**SHORT EXERCISE:** Repeat the material in full. Keep every line exactly as it is.

• • • • •

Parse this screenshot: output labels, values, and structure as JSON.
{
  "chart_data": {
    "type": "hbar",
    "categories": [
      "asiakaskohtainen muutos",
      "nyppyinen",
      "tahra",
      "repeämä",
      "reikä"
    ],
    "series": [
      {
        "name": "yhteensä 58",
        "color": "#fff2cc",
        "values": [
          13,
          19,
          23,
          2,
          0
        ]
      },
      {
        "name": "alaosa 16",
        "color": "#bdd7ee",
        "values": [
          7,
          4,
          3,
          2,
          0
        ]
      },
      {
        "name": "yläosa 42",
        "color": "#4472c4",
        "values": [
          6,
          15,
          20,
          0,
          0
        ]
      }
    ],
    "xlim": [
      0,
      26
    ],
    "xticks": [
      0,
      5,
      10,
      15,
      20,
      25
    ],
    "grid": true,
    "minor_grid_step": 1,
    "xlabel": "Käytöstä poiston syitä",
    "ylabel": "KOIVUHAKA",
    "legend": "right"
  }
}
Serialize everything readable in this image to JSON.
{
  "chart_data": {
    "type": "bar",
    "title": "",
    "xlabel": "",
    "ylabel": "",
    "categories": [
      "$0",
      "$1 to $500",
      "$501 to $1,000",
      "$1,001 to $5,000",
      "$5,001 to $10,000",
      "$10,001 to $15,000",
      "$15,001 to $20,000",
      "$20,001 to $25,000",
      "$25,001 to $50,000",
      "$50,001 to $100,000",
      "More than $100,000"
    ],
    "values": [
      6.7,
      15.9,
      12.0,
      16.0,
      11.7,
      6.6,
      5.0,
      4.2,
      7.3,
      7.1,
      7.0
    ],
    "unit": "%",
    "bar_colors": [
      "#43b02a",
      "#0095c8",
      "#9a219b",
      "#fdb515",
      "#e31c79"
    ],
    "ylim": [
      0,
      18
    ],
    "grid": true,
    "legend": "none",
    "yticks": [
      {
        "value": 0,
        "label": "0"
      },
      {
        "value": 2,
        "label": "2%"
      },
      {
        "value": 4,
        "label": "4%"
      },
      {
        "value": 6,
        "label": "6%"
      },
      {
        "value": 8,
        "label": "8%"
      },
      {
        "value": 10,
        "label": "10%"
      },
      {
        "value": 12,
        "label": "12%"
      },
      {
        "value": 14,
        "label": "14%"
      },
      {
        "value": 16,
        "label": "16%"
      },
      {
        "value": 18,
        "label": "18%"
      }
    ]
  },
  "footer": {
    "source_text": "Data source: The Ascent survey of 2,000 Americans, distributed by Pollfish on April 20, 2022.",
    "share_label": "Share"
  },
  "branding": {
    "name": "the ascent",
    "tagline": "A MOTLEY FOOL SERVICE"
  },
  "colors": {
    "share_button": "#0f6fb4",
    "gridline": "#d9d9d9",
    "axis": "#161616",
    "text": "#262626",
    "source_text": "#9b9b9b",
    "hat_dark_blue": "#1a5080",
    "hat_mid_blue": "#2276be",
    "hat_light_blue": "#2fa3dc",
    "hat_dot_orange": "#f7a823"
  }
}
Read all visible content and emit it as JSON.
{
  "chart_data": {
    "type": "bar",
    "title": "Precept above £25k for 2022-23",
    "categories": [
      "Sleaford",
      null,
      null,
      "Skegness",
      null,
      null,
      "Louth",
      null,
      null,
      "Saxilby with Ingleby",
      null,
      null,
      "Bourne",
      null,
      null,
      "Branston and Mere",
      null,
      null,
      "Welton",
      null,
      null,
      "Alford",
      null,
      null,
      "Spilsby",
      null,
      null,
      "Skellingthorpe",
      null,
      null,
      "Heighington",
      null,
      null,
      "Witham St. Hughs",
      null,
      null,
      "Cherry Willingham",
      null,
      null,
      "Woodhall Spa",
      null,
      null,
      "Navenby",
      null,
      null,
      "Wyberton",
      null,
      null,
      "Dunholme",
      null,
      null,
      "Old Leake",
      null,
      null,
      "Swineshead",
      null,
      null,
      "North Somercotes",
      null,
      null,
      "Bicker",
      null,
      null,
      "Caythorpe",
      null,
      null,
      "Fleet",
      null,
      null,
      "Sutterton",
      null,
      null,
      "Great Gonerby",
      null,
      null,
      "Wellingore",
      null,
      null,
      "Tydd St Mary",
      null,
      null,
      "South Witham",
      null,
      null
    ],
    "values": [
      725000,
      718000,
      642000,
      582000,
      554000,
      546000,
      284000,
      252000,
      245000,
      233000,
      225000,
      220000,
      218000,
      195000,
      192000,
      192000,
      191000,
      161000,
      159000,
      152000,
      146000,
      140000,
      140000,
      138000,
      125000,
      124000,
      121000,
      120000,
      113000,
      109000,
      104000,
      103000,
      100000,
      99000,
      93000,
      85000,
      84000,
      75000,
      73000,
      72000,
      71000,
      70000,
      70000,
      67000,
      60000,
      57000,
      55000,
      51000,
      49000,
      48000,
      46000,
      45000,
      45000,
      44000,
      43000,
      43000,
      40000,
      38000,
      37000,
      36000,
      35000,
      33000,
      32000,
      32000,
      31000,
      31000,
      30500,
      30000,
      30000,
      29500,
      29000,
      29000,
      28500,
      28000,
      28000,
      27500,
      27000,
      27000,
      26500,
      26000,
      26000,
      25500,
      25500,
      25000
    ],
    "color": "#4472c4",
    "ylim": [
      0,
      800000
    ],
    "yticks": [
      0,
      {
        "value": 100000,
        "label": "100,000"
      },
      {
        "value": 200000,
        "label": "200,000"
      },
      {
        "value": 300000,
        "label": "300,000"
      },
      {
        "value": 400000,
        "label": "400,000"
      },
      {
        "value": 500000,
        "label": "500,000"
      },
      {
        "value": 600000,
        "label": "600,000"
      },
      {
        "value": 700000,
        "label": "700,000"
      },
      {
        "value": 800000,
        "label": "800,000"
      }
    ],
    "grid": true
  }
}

• • • • •

**TASK RESPONSE:**
Parse this screenshot: output labels, values, and structure as JSON.
{
  "chart_data": {
    "type": "hbar",
    "categories": [
      "asiakaskohtainen muutos",
      "nyppyinen",
      "tahra",
      "repeämä",
      "reikä"
    ],
    "series": [
      {
        "name": "yhteensä 58",
        "color": "#fff2cc",
        "values": [
          13,
          19,
          23,
          2,
          0
        ]
      },
      {
        "name": "alaosa 16",
        "color": "#bdd7ee",
        "values": [
          7,
          4,
          3,
          2,
          0
        ]
      },
      {
        "name": "yläosa 42",
        "color": "#4472c4",
        "values": [
          6,
          15,
          20,
          0,
          0
        ]
      }
    ],
    "xlim": [
      0,
      26
    ],
    "xticks": [
      0,
      5,
      10,
      15,
      20,
      25
    ],
    "grid": true,
    "minor_grid_step": 1,
    "xlabel": "Käytöstä poiston syitä",
    "ylabel": "KOIVUHAKA",
    "legend": "right"
  }
}
Serialize everything readable in this image to JSON.
{
  "chart_data": {
    "type": "bar",
    "title": "",
    "xlabel": "",
    "ylabel": "",
    "categories": [
      "$0",
      "$1 to $500",
      "$501 to $1,000",
      "$1,001 to $5,000",
      "$5,001 to $10,000",
      "$10,001 to $15,000",
      "$15,001 to $20,000",
      "$20,001 to $25,000",
      "$25,001 to $50,000",
      "$50,001 to $100,000",
      "More than $100,000"
    ],
    "values": [
      6.7,
      15.9,
      12.0,
      16.0,
      11.7,
      6.6,
      5.0,
      4.2,
      7.3,
      7.1,
      7.0
    ],
    "unit": "%",
    "bar_colors": [
      "#43b02a",
      "#0095c8",
      "#9a219b",
      "#fdb515",
      "#e31c79"
    ],
    "ylim": [
      0,
      18
    ],
    "grid": true,
    "legend": "none",
    "yticks": [
      {
        "value": 0,
        "label": "0"
      },
      {
        "value": 2,
        "label": "2%"
      },
      {
        "value": 4,
        "label": "4%"
      },
      {
        "value": 6,
        "label": "6%"
      },
      {
        "value": 8,
        "label": "8%"
      },
      {
        "value": 10,
        "label": "10%"
      },
      {
        "value": 12,
        "label": "12%"
      },
      {
        "value": 14,
        "label": "14%"
      },
      {
        "value": 16,
        "label": "16%"
      },
      {
        "value": 18,
        "label": "18%"
      }
    ]
  },
  "footer": {
    "source_text": "Data source: The Ascent survey of 2,000 Americans, distributed by Pollfish on April 20, 2022.",
    "share_label": "Share"
  },
  "branding": {
    "name": "the ascent",
    "tagline": "A MOTLEY FOOL SERVICE"
  },
  "colors": {
    "share_button": "#0f6fb4",
    "gridline": "#d9d9d9",
    "axis": "#161616",
    "text": "#262626",
    "source_text": "#9b9b9b",
    "hat_dark_blue": "#1a5080",
    "hat_mid_blue": "#2276be",
    "hat_light_blue": "#2fa3dc",
    "hat_dot_orange": "#f7a823"
  }
}
Read all visible content and emit it as JSON.
{
  "chart_data": {
    "type": "bar",
    "title": "Precept above £25k for 2022-23",
    "categories": [
      "Sleaford",
      null,
      null,
      "Skegness",
      null,
      null,
      "Louth",
      null,
      null,
      "Saxilby with Ingleby",
      null,
      null,
      "Bourne",
      null,
      null,
      "Branston and Mere",
      null,
      null,
      "Welton",
      null,
      null,
      "Alford",
      null,
      null,
      "Spilsby",
      null,
      null,
      "Skellingthorpe",
      null,
      null,
      "Heighington",
      null,
      null,
      "Witham St. Hughs",
      null,
      null,
      "Cherry Willingham",
      null,
      null,
      "Woodhall Spa",
      null,
      null,
      "Navenby",
      null,
      null,
      "Wyberton",
      null,
      null,
      "Dunholme",
      null,
      null,
      "Old Leake",
      null,
      null,
      "Swineshead",
      null,
      null,
      "North Somercotes",
      null,
      null,
      "Bicker",
      null,
      null,
      "Caythorpe",
      null,
      null,
      "Fleet",
      null,
      null,
      "Sutterton",
      null,
      null,
      "Great Gonerby",
      null,
      null,
      "Wellingore",
      null,
      null,
      "Tydd St Mary",
      null,
      null,
      "South Witham",
      null,
      null
    ],
    "values": [
      725000,
      718000,
      642000,
      582000,
      554000,
      546000,
      284000,
      252000,
      245000,
      233000,
      225000,
      220000,
      218000,
      195000,
      192000,
      192000,
      191000,
      161000,
      159000,
      152000,
      146000,
      140000,
      140000,
      138000,
      125000,
      124000,
      121000,
      120000,
      113000,
      109000,
      104000,
      103000,
      100000,
      99000,
      93000,
      85000,
      84000,
      75000,
      73000,
      72000,
      71000,
      70000,
      70000,
      67000,
      60000,
      57000,
      55000,
      51000,
      49000,
      48000,
      46000,
      45000,
      45000,
      44000,
      43000,
      43000,
      40000,
      38000,
      37000,
      36000,
      35000,
      33000,
      32000,
      32000,
      31000,
      31000,
      30500,
      30000,
      30000,
      29500,
      29000,
      29000,
      28500,
      28000,
      28000,
      27500,
      27000,
      27000,
      26500,
      26000,
      26000,
      25500,
      25500,
      25000
    ],
    "color": "#4472c4",
    "ylim": [
      0,
      800000
    ],
    "yticks": [
      0,
      {
        "value": 100000,
        "label": "100,000"
      },
      {
        "value": 200000,
        "label": "200,000"
      },
      {
        "value": 300000,
        "label": "300,000"
      },
      {
        "value": 400000,
        "label": "400,000"
      },
      {
        "value": 500000,
        "label": "500,000"
      },
      {
        "value": 600000,
        "label": "600,000"
      },
      {
        "value": 700000,
        "label": "700,000"
      },
      {
        "value": 800000,
        "label": "800,000"
      }
    ],
    "grid": true
  }
}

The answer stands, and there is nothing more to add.